**Information provided:**
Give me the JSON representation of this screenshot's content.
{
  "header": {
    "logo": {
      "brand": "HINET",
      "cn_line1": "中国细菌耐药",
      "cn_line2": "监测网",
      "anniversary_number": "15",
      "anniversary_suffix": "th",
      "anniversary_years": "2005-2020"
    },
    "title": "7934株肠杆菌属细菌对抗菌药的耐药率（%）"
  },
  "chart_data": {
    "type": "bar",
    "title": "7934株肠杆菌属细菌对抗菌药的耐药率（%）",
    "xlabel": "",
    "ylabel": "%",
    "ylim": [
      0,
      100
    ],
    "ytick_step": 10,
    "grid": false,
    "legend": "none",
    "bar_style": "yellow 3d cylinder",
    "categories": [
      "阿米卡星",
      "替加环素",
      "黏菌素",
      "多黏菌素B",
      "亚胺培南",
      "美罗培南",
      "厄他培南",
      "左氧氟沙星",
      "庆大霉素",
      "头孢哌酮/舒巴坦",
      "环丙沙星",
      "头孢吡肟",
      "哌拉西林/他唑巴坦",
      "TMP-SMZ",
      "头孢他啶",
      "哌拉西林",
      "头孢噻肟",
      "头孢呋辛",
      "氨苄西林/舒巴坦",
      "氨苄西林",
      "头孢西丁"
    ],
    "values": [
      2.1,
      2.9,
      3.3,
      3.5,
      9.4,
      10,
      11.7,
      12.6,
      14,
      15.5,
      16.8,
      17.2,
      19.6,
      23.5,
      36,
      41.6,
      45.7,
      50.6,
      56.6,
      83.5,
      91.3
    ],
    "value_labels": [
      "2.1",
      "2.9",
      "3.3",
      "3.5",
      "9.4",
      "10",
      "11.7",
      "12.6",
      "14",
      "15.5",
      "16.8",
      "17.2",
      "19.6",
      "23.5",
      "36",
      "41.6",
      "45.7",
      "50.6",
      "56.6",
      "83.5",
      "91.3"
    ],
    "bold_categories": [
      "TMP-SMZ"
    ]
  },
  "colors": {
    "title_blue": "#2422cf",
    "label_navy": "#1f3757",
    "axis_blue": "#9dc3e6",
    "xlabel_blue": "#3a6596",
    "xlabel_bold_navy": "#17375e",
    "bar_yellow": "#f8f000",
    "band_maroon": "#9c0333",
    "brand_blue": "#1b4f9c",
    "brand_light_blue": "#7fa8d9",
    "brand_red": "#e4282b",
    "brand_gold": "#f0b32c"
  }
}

...

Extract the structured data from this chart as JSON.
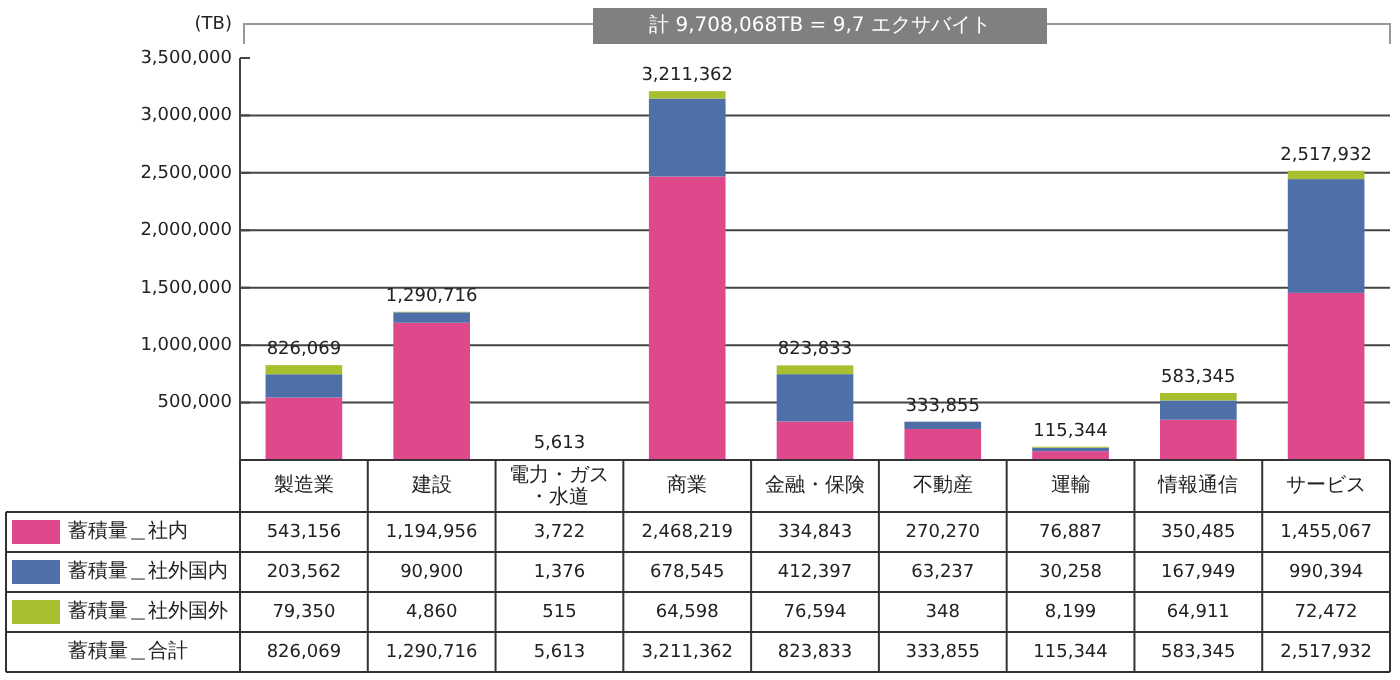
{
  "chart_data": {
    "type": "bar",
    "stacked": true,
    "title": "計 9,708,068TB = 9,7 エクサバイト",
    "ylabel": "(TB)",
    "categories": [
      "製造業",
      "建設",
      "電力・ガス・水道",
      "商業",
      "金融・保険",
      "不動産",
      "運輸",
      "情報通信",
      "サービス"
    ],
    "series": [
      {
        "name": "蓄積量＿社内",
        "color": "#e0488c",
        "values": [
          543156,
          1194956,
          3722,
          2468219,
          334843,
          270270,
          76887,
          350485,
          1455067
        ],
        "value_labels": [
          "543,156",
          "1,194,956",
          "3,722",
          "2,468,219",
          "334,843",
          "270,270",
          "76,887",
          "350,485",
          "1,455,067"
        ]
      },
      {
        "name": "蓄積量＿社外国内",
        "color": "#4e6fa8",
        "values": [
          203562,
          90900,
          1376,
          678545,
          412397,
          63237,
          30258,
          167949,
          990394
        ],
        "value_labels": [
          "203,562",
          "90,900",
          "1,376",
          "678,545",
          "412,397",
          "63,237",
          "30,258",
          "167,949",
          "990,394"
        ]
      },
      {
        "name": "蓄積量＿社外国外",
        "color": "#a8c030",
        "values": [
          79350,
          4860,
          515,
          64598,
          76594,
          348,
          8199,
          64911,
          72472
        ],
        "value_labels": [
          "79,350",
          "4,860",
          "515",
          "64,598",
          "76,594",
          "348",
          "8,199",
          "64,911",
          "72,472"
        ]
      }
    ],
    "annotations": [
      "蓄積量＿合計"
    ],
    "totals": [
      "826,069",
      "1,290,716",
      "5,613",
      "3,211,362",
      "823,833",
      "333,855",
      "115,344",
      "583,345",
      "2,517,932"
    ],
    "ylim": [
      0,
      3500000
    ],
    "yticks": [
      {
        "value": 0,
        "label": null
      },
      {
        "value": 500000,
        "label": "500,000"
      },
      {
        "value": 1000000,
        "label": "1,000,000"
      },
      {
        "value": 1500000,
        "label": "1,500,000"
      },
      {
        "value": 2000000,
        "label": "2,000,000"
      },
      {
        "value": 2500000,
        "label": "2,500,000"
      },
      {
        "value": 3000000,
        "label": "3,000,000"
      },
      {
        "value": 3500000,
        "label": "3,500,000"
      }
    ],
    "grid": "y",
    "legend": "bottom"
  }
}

**Task goal:** Gather every line containing the word "this" and copy it.

**Exercise solution:**
Give me the JSON representation of this screenshot's content.
Extract the structured data from this chart as JSON.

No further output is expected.